§ Challenge: Find all lines in the records that include the word "price", and copy them out.

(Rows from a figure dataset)
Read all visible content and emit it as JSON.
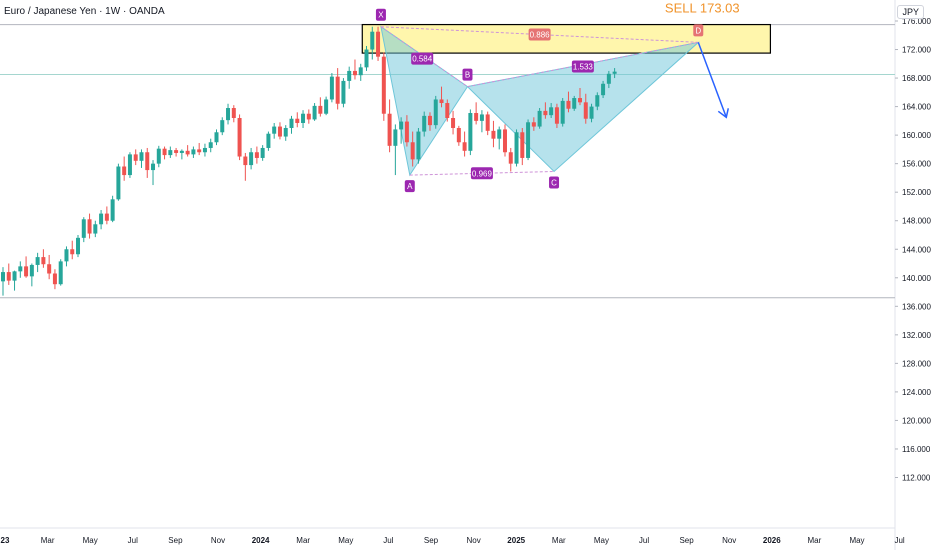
{
  "header": {
    "title": "Euro / Japanese Yen · 1W · OANDA",
    "currency": "JPY"
  },
  "chart_data": {
    "type": "candlestick",
    "symbol": "EURJPY",
    "ylim": [
      108,
      178
    ],
    "y_ticks": [
      "112.000",
      "116.000",
      "120.000",
      "124.000",
      "128.000",
      "132.000",
      "136.000",
      "140.000",
      "144.000",
      "148.000",
      "152.000",
      "156.000",
      "160.000",
      "164.000",
      "168.000",
      "172.000",
      "176.000"
    ],
    "x_ticks": [
      {
        "label": "23",
        "bold": true
      },
      {
        "label": "Mar",
        "bold": false
      },
      {
        "label": "May",
        "bold": false
      },
      {
        "label": "Jul",
        "bold": false
      },
      {
        "label": "Sep",
        "bold": false
      },
      {
        "label": "Nov",
        "bold": false
      },
      {
        "label": "2024",
        "bold": true
      },
      {
        "label": "Mar",
        "bold": false
      },
      {
        "label": "May",
        "bold": false
      },
      {
        "label": "Jul",
        "bold": false
      },
      {
        "label": "Sep",
        "bold": false
      },
      {
        "label": "Nov",
        "bold": false
      },
      {
        "label": "2025",
        "bold": true
      },
      {
        "label": "Mar",
        "bold": false
      },
      {
        "label": "May",
        "bold": false
      },
      {
        "label": "Jul",
        "bold": false
      },
      {
        "label": "Sep",
        "bold": false
      },
      {
        "label": "Nov",
        "bold": false
      },
      {
        "label": "2026",
        "bold": true
      },
      {
        "label": "Mar",
        "bold": false
      },
      {
        "label": "May",
        "bold": false
      },
      {
        "label": "Jul",
        "bold": false
      }
    ],
    "horizontal_levels": [
      175.5,
      168.5,
      137.2
    ],
    "sell_zone": [
      171.5,
      175.5
    ],
    "pattern_points": [
      {
        "label": "X",
        "price": 175.2
      },
      {
        "label": "A",
        "price": 154.4
      },
      {
        "label": "B",
        "price": 166.8
      },
      {
        "label": "C",
        "price": 154.9
      },
      {
        "label": "D",
        "price": 173.0
      }
    ],
    "ratios": [
      "0.886",
      "0.584",
      "1.533",
      "0.969"
    ],
    "annotation": "SELL 173.03",
    "colors": {
      "up": "#26a69a",
      "down": "#ef5350",
      "pattern": "#6ec6d9",
      "zone": "#fff59d",
      "label": "#9c27b0",
      "sell": "#f0932b",
      "arrow": "#2962ff"
    },
    "candles": [
      [
        139.5,
        141.5,
        137.5,
        140.8
      ],
      [
        140.8,
        142.0,
        139.0,
        139.6
      ],
      [
        139.6,
        141.0,
        138.2,
        140.9
      ],
      [
        140.9,
        142.3,
        140.0,
        141.6
      ],
      [
        141.6,
        143.0,
        140.0,
        140.2
      ],
      [
        140.2,
        142.0,
        138.8,
        141.8
      ],
      [
        141.8,
        143.5,
        140.8,
        142.9
      ],
      [
        142.9,
        144.0,
        141.4,
        141.9
      ],
      [
        141.9,
        143.2,
        139.8,
        140.6
      ],
      [
        140.6,
        141.2,
        138.4,
        139.1
      ],
      [
        139.1,
        142.6,
        138.9,
        142.3
      ],
      [
        142.3,
        144.4,
        141.6,
        144.0
      ],
      [
        144.0,
        145.2,
        142.6,
        143.3
      ],
      [
        143.3,
        146.0,
        142.9,
        145.6
      ],
      [
        145.6,
        148.5,
        145.0,
        148.2
      ],
      [
        148.2,
        149.0,
        145.5,
        146.2
      ],
      [
        146.2,
        148.0,
        145.7,
        147.5
      ],
      [
        147.5,
        149.5,
        146.8,
        149.0
      ],
      [
        149.0,
        150.0,
        147.5,
        148.0
      ],
      [
        148.0,
        151.5,
        147.8,
        151.0
      ],
      [
        151.0,
        156.0,
        150.8,
        155.6
      ],
      [
        155.6,
        157.0,
        153.6,
        154.4
      ],
      [
        154.4,
        157.6,
        154.0,
        157.3
      ],
      [
        157.3,
        158.0,
        155.8,
        156.4
      ],
      [
        156.4,
        158.0,
        155.4,
        157.6
      ],
      [
        157.6,
        158.2,
        154.0,
        155.1
      ],
      [
        155.1,
        156.5,
        153.0,
        156.0
      ],
      [
        156.0,
        158.5,
        155.5,
        158.1
      ],
      [
        158.1,
        158.4,
        156.6,
        157.2
      ],
      [
        157.2,
        158.4,
        156.8,
        157.9
      ],
      [
        157.9,
        158.2,
        157.0,
        157.5
      ],
      [
        157.5,
        158.0,
        156.6,
        157.8
      ],
      [
        157.8,
        158.6,
        157.0,
        157.3
      ],
      [
        157.3,
        158.4,
        156.8,
        158.0
      ],
      [
        158.0,
        158.9,
        157.2,
        157.6
      ],
      [
        157.6,
        158.8,
        157.0,
        158.2
      ],
      [
        158.2,
        159.5,
        157.6,
        159.0
      ],
      [
        159.0,
        160.8,
        158.6,
        160.4
      ],
      [
        160.4,
        162.5,
        160.0,
        162.1
      ],
      [
        162.1,
        164.4,
        161.5,
        163.8
      ],
      [
        163.8,
        164.2,
        161.8,
        162.4
      ],
      [
        162.4,
        162.9,
        156.5,
        157.0
      ],
      [
        157.0,
        157.5,
        153.6,
        155.8
      ],
      [
        155.8,
        158.2,
        155.2,
        157.6
      ],
      [
        157.6,
        158.4,
        156.0,
        156.8
      ],
      [
        156.8,
        158.6,
        156.4,
        158.2
      ],
      [
        158.2,
        160.5,
        157.8,
        160.2
      ],
      [
        160.2,
        161.7,
        159.5,
        161.2
      ],
      [
        161.2,
        161.8,
        159.4,
        159.8
      ],
      [
        159.8,
        161.4,
        159.2,
        161.0
      ],
      [
        161.0,
        162.7,
        160.2,
        162.3
      ],
      [
        162.3,
        163.2,
        161.1,
        161.7
      ],
      [
        161.7,
        163.5,
        161.0,
        163.0
      ],
      [
        163.0,
        163.6,
        161.6,
        162.2
      ],
      [
        162.2,
        164.5,
        162.0,
        164.1
      ],
      [
        164.1,
        165.3,
        162.6,
        163.0
      ],
      [
        163.0,
        165.4,
        162.8,
        165.0
      ],
      [
        165.0,
        168.7,
        164.6,
        168.2
      ],
      [
        168.2,
        169.4,
        163.6,
        164.4
      ],
      [
        164.4,
        168.0,
        163.9,
        167.6
      ],
      [
        167.6,
        169.6,
        166.5,
        169.0
      ],
      [
        169.0,
        170.6,
        167.8,
        168.4
      ],
      [
        168.4,
        170.0,
        167.6,
        169.5
      ],
      [
        169.5,
        172.5,
        169.0,
        172.0
      ],
      [
        172.0,
        175.2,
        170.6,
        174.5
      ],
      [
        174.5,
        175.2,
        170.4,
        171.0
      ],
      [
        171.0,
        171.6,
        162.0,
        163.0
      ],
      [
        163.0,
        165.0,
        157.6,
        158.5
      ],
      [
        158.5,
        161.5,
        154.4,
        160.8
      ],
      [
        160.8,
        162.5,
        158.8,
        161.9
      ],
      [
        161.9,
        162.8,
        158.4,
        159.0
      ],
      [
        159.0,
        160.5,
        155.6,
        156.6
      ],
      [
        156.6,
        161.0,
        156.0,
        160.5
      ],
      [
        160.5,
        163.3,
        159.8,
        162.7
      ],
      [
        162.7,
        163.2,
        160.6,
        161.4
      ],
      [
        161.4,
        165.5,
        160.9,
        165.0
      ],
      [
        165.0,
        166.8,
        163.9,
        164.5
      ],
      [
        164.5,
        165.0,
        161.9,
        162.4
      ],
      [
        162.4,
        163.4,
        160.1,
        161.0
      ],
      [
        161.0,
        161.3,
        158.5,
        159.0
      ],
      [
        159.0,
        160.5,
        157.0,
        157.8
      ],
      [
        157.8,
        163.6,
        157.2,
        163.1
      ],
      [
        163.1,
        164.6,
        161.5,
        162.0
      ],
      [
        162.0,
        163.5,
        160.4,
        162.9
      ],
      [
        162.9,
        163.3,
        160.0,
        160.6
      ],
      [
        160.6,
        162.0,
        158.3,
        159.5
      ],
      [
        159.5,
        161.2,
        158.0,
        160.8
      ],
      [
        160.8,
        161.5,
        157.0,
        157.6
      ],
      [
        157.6,
        158.2,
        154.9,
        156.0
      ],
      [
        156.0,
        160.8,
        155.6,
        160.4
      ],
      [
        160.4,
        161.0,
        155.8,
        156.8
      ],
      [
        156.8,
        162.2,
        156.5,
        161.8
      ],
      [
        161.8,
        162.5,
        160.6,
        161.2
      ],
      [
        161.2,
        163.8,
        160.9,
        163.4
      ],
      [
        163.4,
        164.6,
        162.3,
        162.8
      ],
      [
        162.8,
        164.5,
        162.4,
        163.9
      ],
      [
        163.9,
        164.4,
        161.0,
        161.6
      ],
      [
        161.6,
        165.2,
        161.2,
        164.8
      ],
      [
        164.8,
        166.1,
        163.2,
        163.7
      ],
      [
        163.7,
        165.5,
        163.4,
        165.2
      ],
      [
        165.2,
        166.6,
        164.2,
        164.6
      ],
      [
        164.6,
        165.8,
        161.6,
        162.3
      ],
      [
        162.3,
        164.4,
        161.8,
        164.0
      ],
      [
        164.0,
        166.0,
        163.5,
        165.6
      ],
      [
        165.6,
        167.6,
        165.2,
        167.2
      ],
      [
        167.2,
        169.0,
        166.6,
        168.6
      ],
      [
        168.6,
        169.4,
        168.0,
        168.9
      ]
    ]
  }
}
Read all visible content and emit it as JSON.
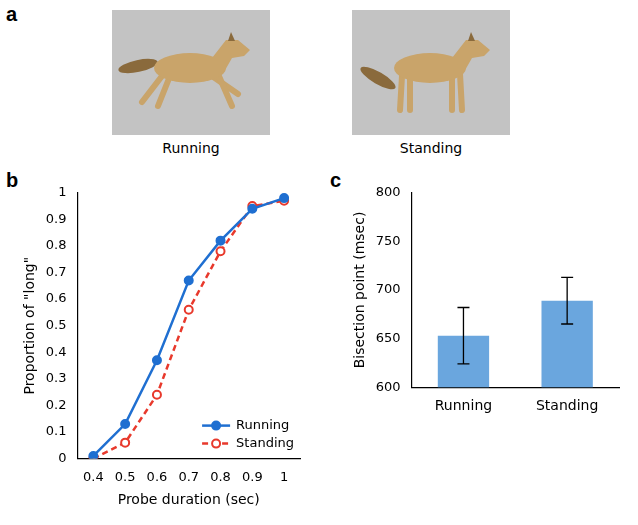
{
  "images": {
    "panel_label": "a",
    "captions": [
      "Running",
      "Standing"
    ]
  },
  "chart_data": [
    {
      "panel_label": "b",
      "type": "line",
      "x_label": "Probe duration (sec)",
      "y_label": "Proportion of \"long\"",
      "x": [
        0.4,
        0.5,
        0.6,
        0.7,
        0.8,
        0.9,
        1
      ],
      "series": [
        {
          "name": "Running",
          "color": "#1f6fd1",
          "marker": "filled circle",
          "line_style": "solid",
          "values": [
            0.01,
            0.13,
            0.37,
            0.67,
            0.82,
            0.94,
            0.98
          ]
        },
        {
          "name": "Standing",
          "color": "#e8392c",
          "marker": "open circle",
          "line_style": "dashed",
          "values": [
            0.0,
            0.06,
            0.24,
            0.56,
            0.78,
            0.95,
            0.97
          ]
        }
      ],
      "xlim": [
        0.35,
        1.05
      ],
      "xticks": [
        0.4,
        0.5,
        0.6,
        0.7,
        0.8,
        0.9,
        1
      ],
      "ylim": [
        0,
        1
      ],
      "yticks": [
        0,
        0.1,
        0.2,
        0.3,
        0.4,
        0.5,
        0.6,
        0.7,
        0.8,
        0.9,
        1
      ],
      "grid": false,
      "legend": "lower right"
    },
    {
      "panel_label": "c",
      "type": "bar",
      "y_label": "Bisection point (msec)",
      "categories": [
        "Running",
        "Standing"
      ],
      "values": [
        653,
        689
      ],
      "errors": [
        29,
        24
      ],
      "color": "#6aa6de",
      "ylim": [
        600,
        800
      ],
      "yticks": [
        600,
        650,
        700,
        750,
        800
      ],
      "grid": false
    }
  ]
}
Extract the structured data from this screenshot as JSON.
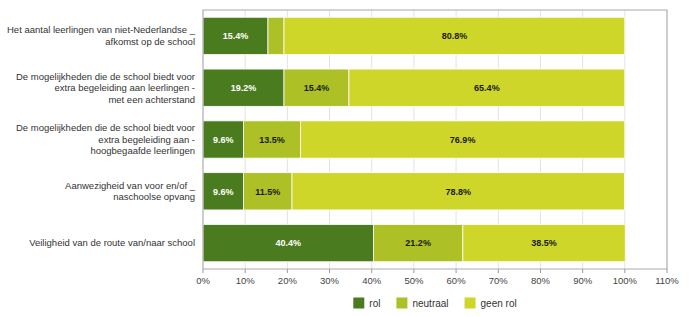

§ The reply:
        "price": 175.2
        "price": 154.4
        "price": 166.8
        "price": 154.9
        "price": 173.0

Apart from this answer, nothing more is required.